───── MATERIALS PROVIDED

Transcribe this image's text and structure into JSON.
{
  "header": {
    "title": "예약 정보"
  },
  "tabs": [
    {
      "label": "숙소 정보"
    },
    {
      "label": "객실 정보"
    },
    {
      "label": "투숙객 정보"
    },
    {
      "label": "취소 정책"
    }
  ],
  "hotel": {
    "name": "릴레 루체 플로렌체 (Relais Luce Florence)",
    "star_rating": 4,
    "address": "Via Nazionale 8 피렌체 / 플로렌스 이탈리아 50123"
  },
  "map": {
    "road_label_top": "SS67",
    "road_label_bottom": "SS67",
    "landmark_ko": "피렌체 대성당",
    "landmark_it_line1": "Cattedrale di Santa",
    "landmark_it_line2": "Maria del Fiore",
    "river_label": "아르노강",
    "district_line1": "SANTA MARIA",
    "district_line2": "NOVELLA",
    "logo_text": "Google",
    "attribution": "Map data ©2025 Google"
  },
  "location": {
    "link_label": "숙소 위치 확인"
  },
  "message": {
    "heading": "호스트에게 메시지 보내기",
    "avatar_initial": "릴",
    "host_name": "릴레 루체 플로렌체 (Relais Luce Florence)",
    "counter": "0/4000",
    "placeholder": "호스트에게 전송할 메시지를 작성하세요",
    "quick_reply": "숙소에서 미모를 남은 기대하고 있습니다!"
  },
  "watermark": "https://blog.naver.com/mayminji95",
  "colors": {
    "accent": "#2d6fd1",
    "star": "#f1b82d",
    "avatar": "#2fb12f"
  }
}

──────────
───── MATERIALS PROVIDED

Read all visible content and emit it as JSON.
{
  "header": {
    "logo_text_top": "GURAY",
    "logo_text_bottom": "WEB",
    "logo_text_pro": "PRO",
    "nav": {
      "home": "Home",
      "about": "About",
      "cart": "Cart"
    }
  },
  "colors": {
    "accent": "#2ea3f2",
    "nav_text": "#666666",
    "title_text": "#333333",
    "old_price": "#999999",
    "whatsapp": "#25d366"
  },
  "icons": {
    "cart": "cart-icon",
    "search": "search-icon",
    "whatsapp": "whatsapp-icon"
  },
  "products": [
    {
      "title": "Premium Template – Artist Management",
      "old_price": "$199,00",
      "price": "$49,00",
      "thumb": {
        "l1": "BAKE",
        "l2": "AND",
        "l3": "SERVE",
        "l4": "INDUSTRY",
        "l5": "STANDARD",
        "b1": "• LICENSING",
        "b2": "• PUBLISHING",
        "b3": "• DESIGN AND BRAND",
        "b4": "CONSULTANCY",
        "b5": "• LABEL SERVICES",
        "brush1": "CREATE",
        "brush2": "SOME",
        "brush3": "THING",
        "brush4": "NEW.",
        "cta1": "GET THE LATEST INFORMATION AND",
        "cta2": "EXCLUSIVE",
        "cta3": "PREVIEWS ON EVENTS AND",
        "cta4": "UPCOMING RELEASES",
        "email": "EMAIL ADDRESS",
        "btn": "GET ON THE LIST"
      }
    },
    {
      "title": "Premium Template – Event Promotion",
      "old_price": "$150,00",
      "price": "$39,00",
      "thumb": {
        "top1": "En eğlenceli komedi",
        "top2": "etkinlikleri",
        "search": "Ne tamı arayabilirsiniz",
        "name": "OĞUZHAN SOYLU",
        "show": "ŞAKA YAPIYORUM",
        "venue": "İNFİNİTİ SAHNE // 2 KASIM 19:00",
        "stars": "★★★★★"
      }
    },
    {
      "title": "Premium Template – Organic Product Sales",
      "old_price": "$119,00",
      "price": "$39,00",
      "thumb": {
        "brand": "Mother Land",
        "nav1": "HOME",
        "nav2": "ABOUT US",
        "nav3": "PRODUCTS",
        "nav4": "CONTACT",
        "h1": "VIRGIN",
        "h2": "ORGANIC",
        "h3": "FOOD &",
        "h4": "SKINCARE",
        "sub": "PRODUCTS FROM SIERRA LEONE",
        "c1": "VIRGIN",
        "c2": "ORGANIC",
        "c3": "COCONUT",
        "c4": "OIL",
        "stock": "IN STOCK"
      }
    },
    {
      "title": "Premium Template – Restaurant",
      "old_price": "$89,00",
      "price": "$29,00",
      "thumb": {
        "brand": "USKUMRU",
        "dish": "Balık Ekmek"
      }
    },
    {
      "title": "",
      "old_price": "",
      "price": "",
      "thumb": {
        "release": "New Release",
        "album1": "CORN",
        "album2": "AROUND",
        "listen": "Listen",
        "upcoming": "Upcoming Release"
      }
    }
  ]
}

──────────

_GIVEN REQUEST_
Which lines hold the word "호스트에게"? Show each one.

_RESULT FOR THIS TASK_
    "heading": "호스트에게 메시지 보내기",
    "placeholder": "호스트에게 전송할 메시지를 작성하세요",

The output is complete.